* Start Listed entries *

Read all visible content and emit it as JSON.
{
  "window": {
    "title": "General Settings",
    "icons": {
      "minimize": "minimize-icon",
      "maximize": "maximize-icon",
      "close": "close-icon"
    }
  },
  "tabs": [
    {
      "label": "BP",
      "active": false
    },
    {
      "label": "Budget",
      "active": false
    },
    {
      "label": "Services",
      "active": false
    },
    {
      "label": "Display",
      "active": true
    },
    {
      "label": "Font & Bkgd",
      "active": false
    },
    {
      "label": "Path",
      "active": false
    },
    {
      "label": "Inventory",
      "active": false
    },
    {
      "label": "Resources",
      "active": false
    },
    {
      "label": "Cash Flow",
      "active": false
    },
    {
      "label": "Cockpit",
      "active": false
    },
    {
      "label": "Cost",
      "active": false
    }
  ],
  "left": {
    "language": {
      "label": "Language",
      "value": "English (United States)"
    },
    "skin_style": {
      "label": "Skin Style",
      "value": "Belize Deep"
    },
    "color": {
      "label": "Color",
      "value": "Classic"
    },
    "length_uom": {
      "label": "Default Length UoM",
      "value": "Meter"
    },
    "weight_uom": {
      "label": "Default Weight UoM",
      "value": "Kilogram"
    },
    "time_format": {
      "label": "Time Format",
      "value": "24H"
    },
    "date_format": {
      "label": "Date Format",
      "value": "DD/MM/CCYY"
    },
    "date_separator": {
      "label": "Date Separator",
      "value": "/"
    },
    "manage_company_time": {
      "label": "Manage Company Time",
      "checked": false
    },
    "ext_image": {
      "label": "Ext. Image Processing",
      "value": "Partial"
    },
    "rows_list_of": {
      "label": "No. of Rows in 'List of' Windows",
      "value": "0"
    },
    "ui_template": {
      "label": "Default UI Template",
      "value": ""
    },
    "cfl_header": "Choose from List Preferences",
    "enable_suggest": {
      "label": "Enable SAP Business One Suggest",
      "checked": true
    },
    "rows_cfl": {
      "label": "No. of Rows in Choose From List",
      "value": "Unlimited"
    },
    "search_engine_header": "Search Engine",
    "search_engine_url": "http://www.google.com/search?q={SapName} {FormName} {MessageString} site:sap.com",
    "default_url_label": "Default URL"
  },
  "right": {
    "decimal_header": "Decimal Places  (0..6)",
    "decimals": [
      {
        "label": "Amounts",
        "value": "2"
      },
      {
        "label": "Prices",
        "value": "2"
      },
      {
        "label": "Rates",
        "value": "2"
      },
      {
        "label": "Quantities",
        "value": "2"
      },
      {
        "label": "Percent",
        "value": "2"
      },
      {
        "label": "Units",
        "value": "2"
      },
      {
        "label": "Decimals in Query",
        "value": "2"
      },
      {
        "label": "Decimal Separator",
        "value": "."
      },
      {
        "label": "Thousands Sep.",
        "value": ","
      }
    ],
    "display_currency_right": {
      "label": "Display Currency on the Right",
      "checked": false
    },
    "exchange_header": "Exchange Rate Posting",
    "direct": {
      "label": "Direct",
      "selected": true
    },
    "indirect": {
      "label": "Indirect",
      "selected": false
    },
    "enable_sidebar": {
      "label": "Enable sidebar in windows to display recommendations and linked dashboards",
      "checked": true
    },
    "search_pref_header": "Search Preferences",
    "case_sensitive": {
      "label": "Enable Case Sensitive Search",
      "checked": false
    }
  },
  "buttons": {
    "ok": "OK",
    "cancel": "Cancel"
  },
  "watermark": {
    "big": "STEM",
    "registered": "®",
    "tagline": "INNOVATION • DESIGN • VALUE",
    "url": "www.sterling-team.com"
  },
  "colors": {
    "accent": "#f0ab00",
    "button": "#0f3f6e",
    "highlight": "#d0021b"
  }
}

* End Listed entries *

#### Do this:
Every entry needs to be retyped exactly.

#### Result of the task:
Read all visible content and emit it as JSON.
{
  "window": {
    "title": "General Settings",
    "icons": {
      "minimize": "minimize-icon",
      "maximize": "maximize-icon",
      "close": "close-icon"
    }
  },
  "tabs": [
    {
      "label": "BP",
      "active": false
    },
    {
      "label": "Budget",
      "active": false
    },
    {
      "label": "Services",
      "active": false
    },
    {
      "label": "Display",
      "active": true
    },
    {
      "label": "Font & Bkgd",
      "active": false
    },
    {
      "label": "Path",
      "active": false
    },
    {
      "label": "Inventory",
      "active": false
    },
    {
      "label": "Resources",
      "active": false
    },
    {
      "label": "Cash Flow",
      "active": false
    },
    {
      "label": "Cockpit",
      "active": false
    },
    {
      "label": "Cost",
      "active": false
    }
  ],
  "left": {
    "language": {
      "label": "Language",
      "value": "English (United States)"
    },
    "skin_style": {
      "label": "Skin Style",
      "value": "Belize Deep"
    },
    "color": {
      "label": "Color",
      "value": "Classic"
    },
    "length_uom": {
      "label": "Default Length UoM",
      "value": "Meter"
    },
    "weight_uom": {
      "label": "Default Weight UoM",
      "value": "Kilogram"
    },
    "time_format": {
      "label": "Time Format",
      "value": "24H"
    },
    "date_format": {
      "label": "Date Format",
      "value": "DD/MM/CCYY"
    },
    "date_separator": {
      "label": "Date Separator",
      "value": "/"
    },
    "manage_company_time": {
      "label": "Manage Company Time",
      "checked": false
    },
    "ext_image": {
      "label": "Ext. Image Processing",
      "value": "Partial"
    },
    "rows_list_of": {
      "label": "No. of Rows in 'List of' Windows",
      "value": "0"
    },
    "ui_template": {
      "label": "Default UI Template",
      "value": ""
    },
    "cfl_header": "Choose from List Preferences",
    "enable_suggest": {
      "label": "Enable SAP Business One Suggest",
      "checked": true
    },
    "rows_cfl": {
      "label": "No. of Rows in Choose From List",
      "value": "Unlimited"
    },
    "search_engine_header": "Search Engine",
    "search_engine_url": "http://www.google.com/search?q={SapName} {FormName} {MessageString} site:sap.com",
    "default_url_label": "Default URL"
  },
  "right": {
    "decimal_header": "Decimal Places  (0..6)",
    "decimals": [
      {
        "label": "Amounts",
        "value": "2"
      },
      {
        "label": "Prices",
        "value": "2"
      },
      {
        "label": "Rates",
        "value": "2"
      },
      {
        "label": "Quantities",
        "value": "2"
      },
      {
        "label": "Percent",
        "value": "2"
      },
      {
        "label": "Units",
        "value": "2"
      },
      {
        "label": "Decimals in Query",
        "value": "2"
      },
      {
        "label": "Decimal Separator",
        "value": "."
      },
      {
        "label": "Thousands Sep.",
        "value": ","
      }
    ],
    "display_currency_right": {
      "label": "Display Currency on the Right",
      "checked": false
    },
    "exchange_header": "Exchange Rate Posting",
    "direct": {
      "label": "Direct",
      "selected": true
    },
    "indirect": {
      "label": "Indirect",
      "selected": false
    },
    "enable_sidebar": {
      "label": "Enable sidebar in windows to display recommendations and linked dashboards",
      "checked": true
    },
    "search_pref_header": "Search Preferences",
    "case_sensitive": {
      "label": "Enable Case Sensitive Search",
      "checked": false
    }
  },
  "buttons": {
    "ok": "OK",
    "cancel": "Cancel"
  },
  "watermark": {
    "big": "STEM",
    "registered": "®",
    "tagline": "INNOVATION • DESIGN • VALUE",
    "url": "www.sterling-team.com"
  },
  "colors": {
    "accent": "#f0ab00",
    "button": "#0f3f6e",
    "highlight": "#d0021b"
  }
}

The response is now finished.